*Your task*. Copy everything in the data below exactly except the pictures.
※
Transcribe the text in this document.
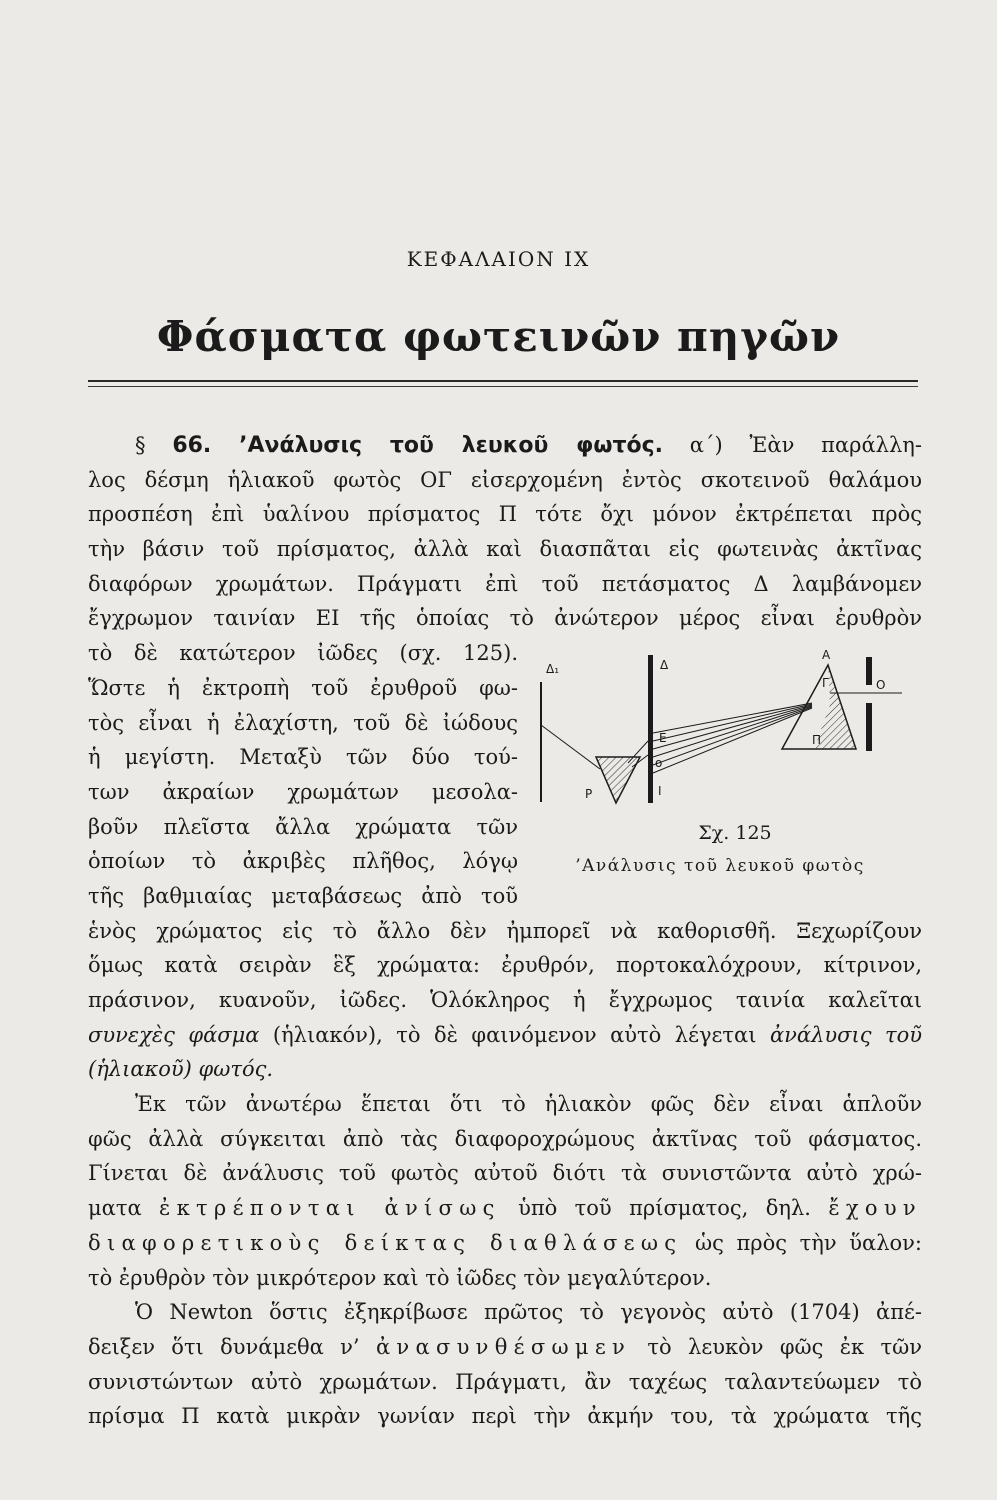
ΚΕΦΑΛΑΙΟΝ ΙΧ
Φάσματα φωτεινῶν πηγῶν
§ 66. ’Ανάλυσις τοῦ λευκοῦ φωτός. α΄) Ἐὰν παράλλη-
λος δέσμη ἡλιακοῦ φωτὸς ΟΓ εἰσερχομένη ἐντὸς σκοτεινοῦ θαλάμου
προσπέση ἐπὶ ὑαλίνου πρίσματος Π τότε ὄχι μόνον ἐκτρέπεται πρὸς
τὴν βάσιν τοῦ πρίσματος, ἀλλὰ καὶ διασπᾶται εἰς φωτεινὰς ἀκτῖνας
διαφόρων χρωμάτων. Πράγματι ἐπὶ τοῦ πετάσματος Δ λαμβάνομεν
ἔγχρωμον ταινίαν ΕΙ τῆς ὁποίας τὸ ἀνώτερον μέρος εἶναι ἐρυθρὸν
τὸ δὲ κατώτερον ἰῶδες (σχ. 125).
Ὥστε ἡ ἐκτροπὴ τοῦ ἐρυθροῦ φω-
τὸς εἶναι ἡ ἐλαχίστη, τοῦ δὲ ἰώδους
ἡ μεγίστη. Μεταξὺ τῶν δύο τού-
των ἀκραίων χρωμάτων μεσολα-
βοῦν πλεῖστα ἄλλα χρώματα τῶν
ὁποίων τὸ ἀκριβὲς πλῆθος, λόγῳ
τῆς βαθμιαίας μεταβάσεως ἀπὸ τοῦ
ἑνὸς χρώματος εἰς τὸ ἄλλο δὲν ἠμπορεῖ νὰ καθορισθῆ. Ξεχωρίζουν
ὅμως κατὰ σειρὰν ἓξ χρώματα: ἐρυθρόν, πορτοκαλόχρουν, κίτρινον,
πράσινον, κυανοῦν, ἰῶδες. Ὁλόκληρος ἡ ἔγχρωμος ταινία καλεῖται
συνεχὲς φάσμα (ἡλιακόν), τὸ δὲ φαινόμενον αὐτὸ λέγεται ἀνάλυσις τοῦ
(ἡλιακοῦ) φωτός.
Ἐκ τῶν ἀνωτέρω ἕπεται ὅτι τὸ ἡλιακὸν φῶς δὲν εἶναι ἁπλοῦν
φῶς ἀλλὰ σύγκειται ἀπὸ τὰς διαφοροχρώμους ἀκτῖνας τοῦ φάσματος.
Γίνεται δὲ ἀνάλυσις τοῦ φωτὸς αὐτοῦ διότι τὰ συνιστῶντα αὐτὸ χρώ-
ματα ἐκτρέπονται ἀνίσως ὑπὸ τοῦ πρίσματος, δηλ. ἔχουν
διαφορετικοὺς δείκτας διαθλάσεως ὡς πρὸς τὴν ὕαλον:
τὸ ἐρυθρὸν τὸν μικρότερον καὶ τὸ ἰῶδες τὸν μεγαλύτερον.
Ὁ Newton ὅστις ἐξηκρίβωσε πρῶτος τὸ γεγονὸς αὐτὸ (1704) ἀπέ-
δειξεν ὅτι δυνάμεθα ν’ ἀνασυνθέσωμεν τὸ λευκὸν φῶς ἐκ τῶν
συνιστώντων αὐτὸ χρωμάτων. Πράγματι, ἂν ταχέως ταλαντεύωμεν τὸ
πρίσμα Π κατὰ μικρὰν γωνίαν περὶ τὴν ἀκμήν του, τὰ χρώματα τῆς
Δ₁	Δ
Ε
Ι
Ρ
ο
Α
Γ
Π
Ο
Σχ. 125
’Ανάλυσις τοῦ λευκοῦ φωτὸς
※
*Answer for this exercise*.
Transcribe the text in this document.
ΚΕΦΑΛΑΙΟΝ ΙΧ
Φάσματα φωτεινῶν πηγῶν
§ 66. ’Ανάλυσις τοῦ λευκοῦ φωτός. α΄) Ἐὰν παράλλη-
λος δέσμη ἡλιακοῦ φωτὸς ΟΓ εἰσερχομένη ἐντὸς σκοτεινοῦ θαλάμου
προσπέση ἐπὶ ὑαλίνου πρίσματος Π τότε ὄχι μόνον ἐκτρέπεται πρὸς
τὴν βάσιν τοῦ πρίσματος, ἀλλὰ καὶ διασπᾶται εἰς φωτεινὰς ἀκτῖνας
διαφόρων χρωμάτων. Πράγματι ἐπὶ τοῦ πετάσματος Δ λαμβάνομεν
ἔγχρωμον ταινίαν ΕΙ τῆς ὁποίας τὸ ἀνώτερον μέρος εἶναι ἐρυθρὸν
τὸ δὲ κατώτερον ἰῶδες (σχ. 125).
Ὥστε ἡ ἐκτροπὴ τοῦ ἐρυθροῦ φω-
τὸς εἶναι ἡ ἐλαχίστη, τοῦ δὲ ἰώδους
ἡ μεγίστη. Μεταξὺ τῶν δύο τού-
των ἀκραίων χρωμάτων μεσολα-
βοῦν πλεῖστα ἄλλα χρώματα τῶν
ὁποίων τὸ ἀκριβὲς πλῆθος, λόγῳ
τῆς βαθμιαίας μεταβάσεως ἀπὸ τοῦ
ἑνὸς χρώματος εἰς τὸ ἄλλο δὲν ἠμπορεῖ νὰ καθορισθῆ. Ξεχωρίζουν
ὅμως κατὰ σειρὰν ἓξ χρώματα: ἐρυθρόν, πορτοκαλόχρουν, κίτρινον,
πράσινον, κυανοῦν, ἰῶδες. Ὁλόκληρος ἡ ἔγχρωμος ταινία καλεῖται
συνεχὲς φάσμα (ἡλιακόν), τὸ δὲ φαινόμενον αὐτὸ λέγεται ἀνάλυσις τοῦ
(ἡλιακοῦ) φωτός.
Ἐκ τῶν ἀνωτέρω ἕπεται ὅτι τὸ ἡλιακὸν φῶς δὲν εἶναι ἁπλοῦν
φῶς ἀλλὰ σύγκειται ἀπὸ τὰς διαφοροχρώμους ἀκτῖνας τοῦ φάσματος.
Γίνεται δὲ ἀνάλυσις τοῦ φωτὸς αὐτοῦ διότι τὰ συνιστῶντα αὐτὸ χρώ-
ματα ἐκτρέπονται ἀνίσως ὑπὸ τοῦ πρίσματος, δηλ. ἔχουν
διαφορετικοὺς δείκτας διαθλάσεως ὡς πρὸς τὴν ὕαλον:
τὸ ἐρυθρὸν τὸν μικρότερον καὶ τὸ ἰῶδες τὸν μεγαλύτερον.
Ὁ Newton ὅστις ἐξηκρίβωσε πρῶτος τὸ γεγονὸς αὐτὸ (1704) ἀπέ-
δειξεν ὅτι δυνάμεθα ν’ ἀνασυνθέσωμεν τὸ λευκὸν φῶς ἐκ τῶν
συνιστώντων αὐτὸ χρωμάτων. Πράγματι, ἂν ταχέως ταλαντεύωμεν τὸ
πρίσμα Π κατὰ μικρὰν γωνίαν περὶ τὴν ἀκμήν του, τὰ χρώματα τῆς
Δ₁	Δ
Ε
Ι
Ρ
ο
Α
Γ
Π
Ο
Σχ. 125
’Ανάλυσις τοῦ λευκοῦ φωτὸς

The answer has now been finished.